▶ _PROVIDED MATERIAL_:
--

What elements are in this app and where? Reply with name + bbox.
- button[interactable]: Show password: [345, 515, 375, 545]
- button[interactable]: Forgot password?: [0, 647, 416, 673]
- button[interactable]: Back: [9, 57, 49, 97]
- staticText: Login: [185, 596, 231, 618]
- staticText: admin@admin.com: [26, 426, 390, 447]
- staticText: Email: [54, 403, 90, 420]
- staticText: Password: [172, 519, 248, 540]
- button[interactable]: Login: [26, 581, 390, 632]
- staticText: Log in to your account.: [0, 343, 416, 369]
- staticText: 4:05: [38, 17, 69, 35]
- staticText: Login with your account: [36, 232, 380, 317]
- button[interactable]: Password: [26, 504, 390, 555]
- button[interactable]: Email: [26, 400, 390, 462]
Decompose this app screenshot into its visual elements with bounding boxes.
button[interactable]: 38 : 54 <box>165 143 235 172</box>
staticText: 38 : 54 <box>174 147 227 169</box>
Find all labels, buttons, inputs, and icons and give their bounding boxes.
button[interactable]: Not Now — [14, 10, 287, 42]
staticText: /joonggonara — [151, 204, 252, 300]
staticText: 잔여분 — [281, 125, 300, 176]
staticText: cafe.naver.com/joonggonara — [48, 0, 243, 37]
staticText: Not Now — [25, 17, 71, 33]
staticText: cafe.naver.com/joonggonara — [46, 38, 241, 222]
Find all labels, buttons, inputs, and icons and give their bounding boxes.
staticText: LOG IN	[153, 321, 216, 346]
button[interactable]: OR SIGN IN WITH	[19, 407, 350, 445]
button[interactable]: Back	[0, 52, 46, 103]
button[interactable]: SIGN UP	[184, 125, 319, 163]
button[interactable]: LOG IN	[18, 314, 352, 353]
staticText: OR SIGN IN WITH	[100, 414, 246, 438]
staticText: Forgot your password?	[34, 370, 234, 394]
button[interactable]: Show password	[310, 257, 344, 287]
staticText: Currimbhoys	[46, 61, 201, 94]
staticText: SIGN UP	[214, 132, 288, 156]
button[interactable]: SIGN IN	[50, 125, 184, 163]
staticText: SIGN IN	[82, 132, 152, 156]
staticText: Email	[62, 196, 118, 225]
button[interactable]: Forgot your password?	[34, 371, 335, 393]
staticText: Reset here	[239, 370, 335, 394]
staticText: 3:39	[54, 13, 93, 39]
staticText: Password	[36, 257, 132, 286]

--

▶ _SHORT PROBLEM_:
Please set out every line above as a JSON list of strings, one string per line, with any blank lines omitted.

▶ _EXERCISE RESULT_:
[
  "What elements are in this app and where? Reply with name + bbox.",
  "- button[interactable]: Show password: [345, 515, 375, 545]",
  "- button[interactable]: Forgot password?: [0, 647, 416, 673]",
  "- button[interactable]: Back: [9, 57, 49, 97]",
  "- staticText: Login: [185, 596, 231, 618]",
  "- staticText: admin@admin.com: [26, 426, 390, 447]",
  "- staticText: Email: [54, 403, 90, 420]",
  "- staticText: Password: [172, 519, 248, 540]",
  "- button[interactable]: Login: [26, 581, 390, 632]",
  "- staticText: Log in to your account.: [0, 343, 416, 369]",
  "- staticText: 4:05: [38, 17, 69, 35]",
  "- staticText: Login with your account: [36, 232, 380, 317]",
  "- button[interactable]: Password: [26, 504, 390, 555]",
  "- button[interactable]: Email: [26, 400, 390, 462]",
  "Decompose this app screenshot into its visual elements with bounding boxes.",
  "button[interactable]: 38 : 54 <box>165 143 235 172</box>",
  "staticText: 38 : 54 <box>174 147 227 169</box>",
  "Find all labels, buttons, inputs, and icons and give their bounding boxes.",
  "button[interactable]: Not Now — [14, 10, 287, 42]",
  "staticText: /joonggonara — [151, 204, 252, 300]",
  "staticText: 잔여분 — [281, 125, 300, 176]",
  "staticText: cafe.naver.com/joonggonara — [48, 0, 243, 37]",
  "staticText: Not Now — [25, 17, 71, 33]",
  "staticText: cafe.naver.com/joonggonara — [46, 38, 241, 222]",
  "Find all labels, buttons, inputs, and icons and give their bounding boxes.",
  "staticText: LOG IN\t[153, 321, 216, 346]",
  "button[interactable]: OR SIGN IN WITH\t[19, 407, 350, 445]",
  "button[interactable]: Back\t[0, 52, 46, 103]",
  "button[interactable]: SIGN UP\t[184, 125, 319, 163]",
  "button[interactable]: LOG IN\t[18, 314, 352, 353]",
  "staticText: OR SIGN IN WITH\t[100, 414, 246, 438]",
  "staticText: Forgot your password?\t[34, 370, 234, 394]",
  "button[interactable]: Show password\t[310, 257, 344, 287]",
  "staticText: Currimbhoys\t[46, 61, 201, 94]",
  "staticText: SIGN UP\t[214, 132, 288, 156]",
  "button[interactable]: SIGN IN\t[50, 125, 184, 163]",
  "staticText: SIGN IN\t[82, 132, 152, 156]",
  "staticText: Email\t[62, 196, 118, 225]",
  "button[interactable]: Forgot your password?\t[34, 371, 335, 393]",
  "staticText: Reset here\t[239, 370, 335, 394]",
  "staticText: 3:39\t[54, 13, 93, 39]",
  "staticText: Password\t[36, 257, 132, 286]"
]